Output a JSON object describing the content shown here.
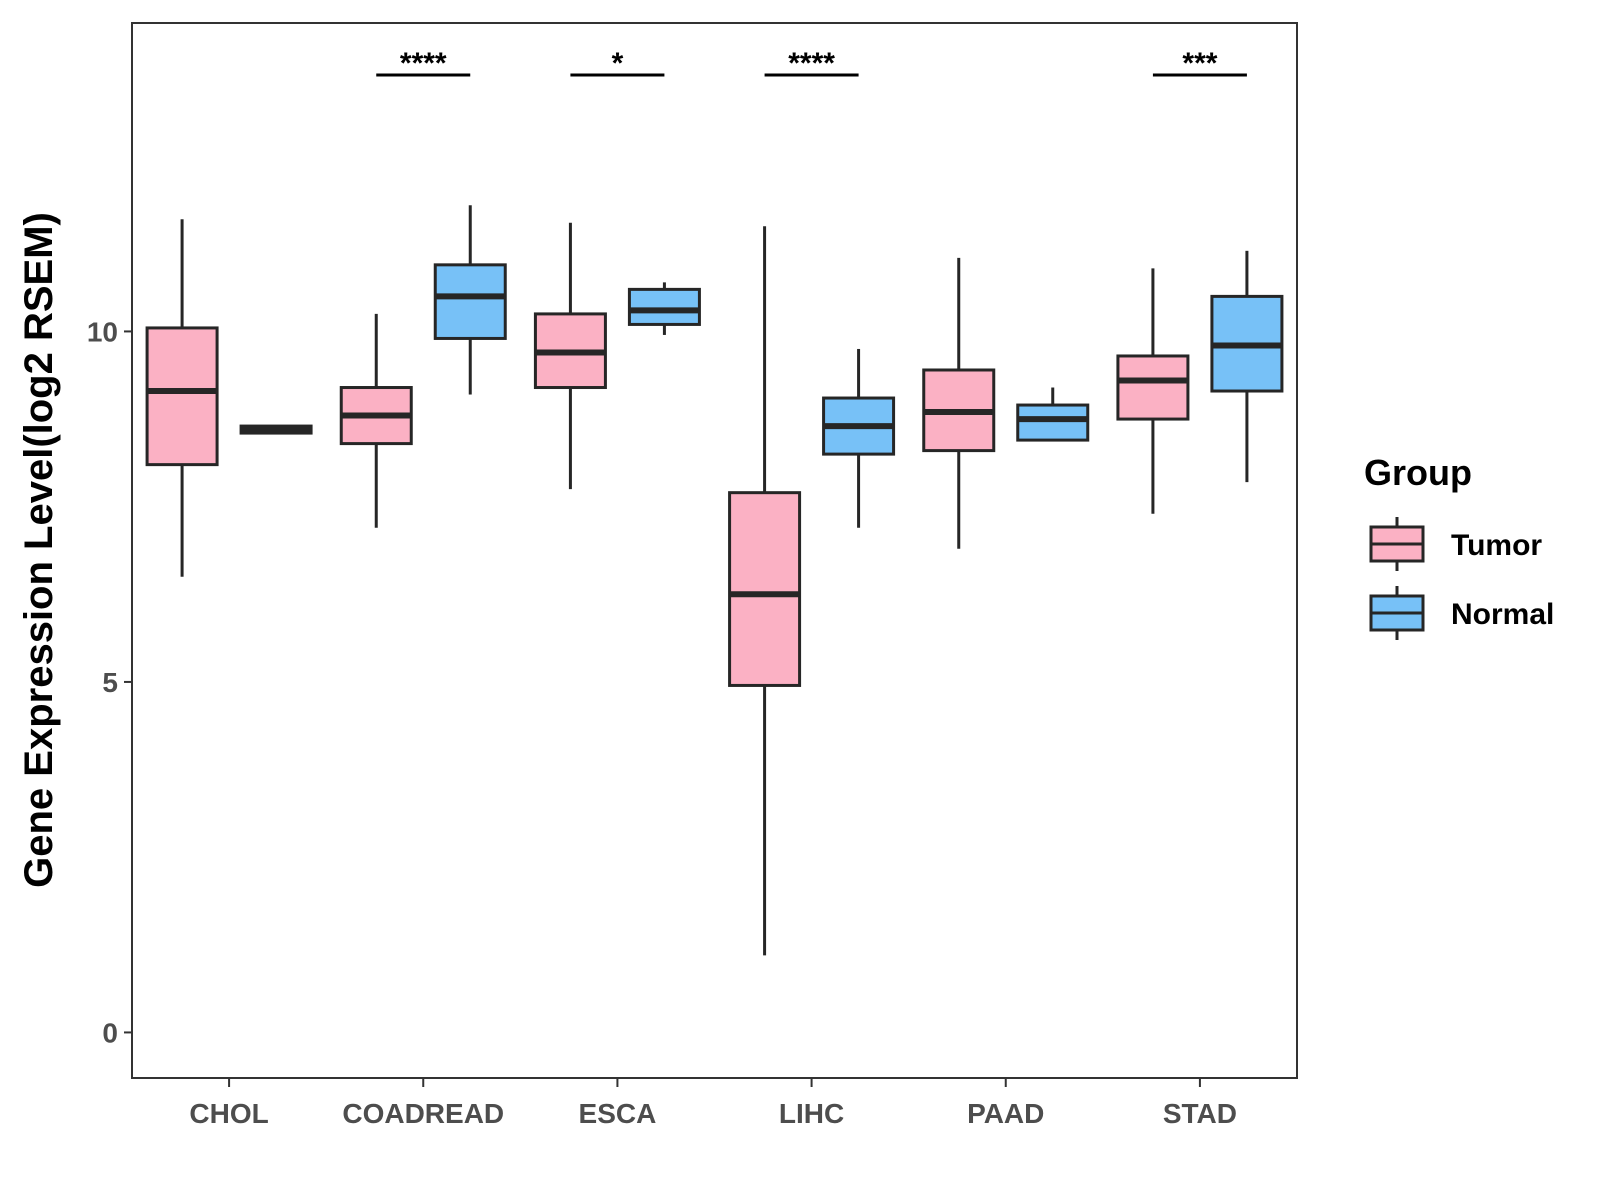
{
  "chart_data": {
    "type": "boxplot",
    "ylabel": "Gene Expression Level(log2 RSEM)",
    "xlabel": "",
    "ylim": [
      -0.65,
      14.4
    ],
    "yticks": [
      0,
      5,
      10
    ],
    "categories": [
      "CHOL",
      "COADREAD",
      "ESCA",
      "LIHC",
      "PAAD",
      "STAD"
    ],
    "legend": {
      "title": "Group",
      "position": "right",
      "items": [
        {
          "name": "Tumor",
          "color": "#FBB1C4"
        },
        {
          "name": "Normal",
          "color": "#77C1F7"
        }
      ]
    },
    "series": [
      {
        "name": "Tumor",
        "color": "#FBB1C4",
        "boxes": [
          {
            "category": "CHOL",
            "min": 6.5,
            "q1": 8.1,
            "median": 9.15,
            "q3": 10.05,
            "max": 11.6
          },
          {
            "category": "COADREAD",
            "min": 7.2,
            "q1": 8.4,
            "median": 8.8,
            "q3": 9.2,
            "max": 10.25
          },
          {
            "category": "ESCA",
            "min": 7.75,
            "q1": 9.2,
            "median": 9.7,
            "q3": 10.25,
            "max": 11.55
          },
          {
            "category": "LIHC",
            "min": 1.1,
            "q1": 4.95,
            "median": 6.25,
            "q3": 7.7,
            "max": 11.5
          },
          {
            "category": "PAAD",
            "min": 6.9,
            "q1": 8.3,
            "median": 8.85,
            "q3": 9.45,
            "max": 11.05
          },
          {
            "category": "STAD",
            "min": 7.4,
            "q1": 8.75,
            "median": 9.3,
            "q3": 9.65,
            "max": 10.9
          }
        ]
      },
      {
        "name": "Normal",
        "color": "#77C1F7",
        "boxes": [
          {
            "category": "CHOL",
            "min": 8.55,
            "q1": 8.55,
            "median": 8.6,
            "q3": 8.65,
            "max": 8.65
          },
          {
            "category": "COADREAD",
            "min": 9.1,
            "q1": 9.9,
            "median": 10.5,
            "q3": 10.95,
            "max": 11.8
          },
          {
            "category": "ESCA",
            "min": 9.95,
            "q1": 10.1,
            "median": 10.3,
            "q3": 10.6,
            "max": 10.7
          },
          {
            "category": "LIHC",
            "min": 7.2,
            "q1": 8.25,
            "median": 8.65,
            "q3": 9.05,
            "max": 9.75
          },
          {
            "category": "PAAD",
            "min": 8.45,
            "q1": 8.45,
            "median": 8.75,
            "q3": 8.95,
            "max": 9.2
          },
          {
            "category": "STAD",
            "min": 7.85,
            "q1": 9.15,
            "median": 9.8,
            "q3": 10.5,
            "max": 11.15
          }
        ]
      }
    ],
    "significance": [
      {
        "category": "COADREAD",
        "label": "****"
      },
      {
        "category": "ESCA",
        "label": "*"
      },
      {
        "category": "LIHC",
        "label": "****"
      },
      {
        "category": "STAD",
        "label": "***"
      }
    ]
  }
}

_____

Task goal: Pictures in the records above are left out; print everything else exactly as written.

Expected answer:
Output a JSON object describing the content shown here.
{
  "chart_data": {
    "type": "boxplot",
    "ylabel": "Gene Expression Level(log2 RSEM)",
    "xlabel": "",
    "ylim": [
      -0.65,
      14.4
    ],
    "yticks": [
      0,
      5,
      10
    ],
    "categories": [
      "CHOL",
      "COADREAD",
      "ESCA",
      "LIHC",
      "PAAD",
      "STAD"
    ],
    "legend": {
      "title": "Group",
      "position": "right",
      "items": [
        {
          "name": "Tumor",
          "color": "#FBB1C4"
        },
        {
          "name": "Normal",
          "color": "#77C1F7"
        }
      ]
    },
    "series": [
      {
        "name": "Tumor",
        "color": "#FBB1C4",
        "boxes": [
          {
            "category": "CHOL",
            "min": 6.5,
            "q1": 8.1,
            "median": 9.15,
            "q3": 10.05,
            "max": 11.6
          },
          {
            "category": "COADREAD",
            "min": 7.2,
            "q1": 8.4,
            "median": 8.8,
            "q3": 9.2,
            "max": 10.25
          },
          {
            "category": "ESCA",
            "min": 7.75,
            "q1": 9.2,
            "median": 9.7,
            "q3": 10.25,
            "max": 11.55
          },
          {
            "category": "LIHC",
            "min": 1.1,
            "q1": 4.95,
            "median": 6.25,
            "q3": 7.7,
            "max": 11.5
          },
          {
            "category": "PAAD",
            "min": 6.9,
            "q1": 8.3,
            "median": 8.85,
            "q3": 9.45,
            "max": 11.05
          },
          {
            "category": "STAD",
            "min": 7.4,
            "q1": 8.75,
            "median": 9.3,
            "q3": 9.65,
            "max": 10.9
          }
        ]
      },
      {
        "name": "Normal",
        "color": "#77C1F7",
        "boxes": [
          {
            "category": "CHOL",
            "min": 8.55,
            "q1": 8.55,
            "median": 8.6,
            "q3": 8.65,
            "max": 8.65
          },
          {
            "category": "COADREAD",
            "min": 9.1,
            "q1": 9.9,
            "median": 10.5,
            "q3": 10.95,
            "max": 11.8
          },
          {
            "category": "ESCA",
            "min": 9.95,
            "q1": 10.1,
            "median": 10.3,
            "q3": 10.6,
            "max": 10.7
          },
          {
            "category": "LIHC",
            "min": 7.2,
            "q1": 8.25,
            "median": 8.65,
            "q3": 9.05,
            "max": 9.75
          },
          {
            "category": "PAAD",
            "min": 8.45,
            "q1": 8.45,
            "median": 8.75,
            "q3": 8.95,
            "max": 9.2
          },
          {
            "category": "STAD",
            "min": 7.85,
            "q1": 9.15,
            "median": 9.8,
            "q3": 10.5,
            "max": 11.15
          }
        ]
      }
    ],
    "significance": [
      {
        "category": "COADREAD",
        "label": "****"
      },
      {
        "category": "ESCA",
        "label": "*"
      },
      {
        "category": "LIHC",
        "label": "****"
      },
      {
        "category": "STAD",
        "label": "***"
      }
    ]
  }
}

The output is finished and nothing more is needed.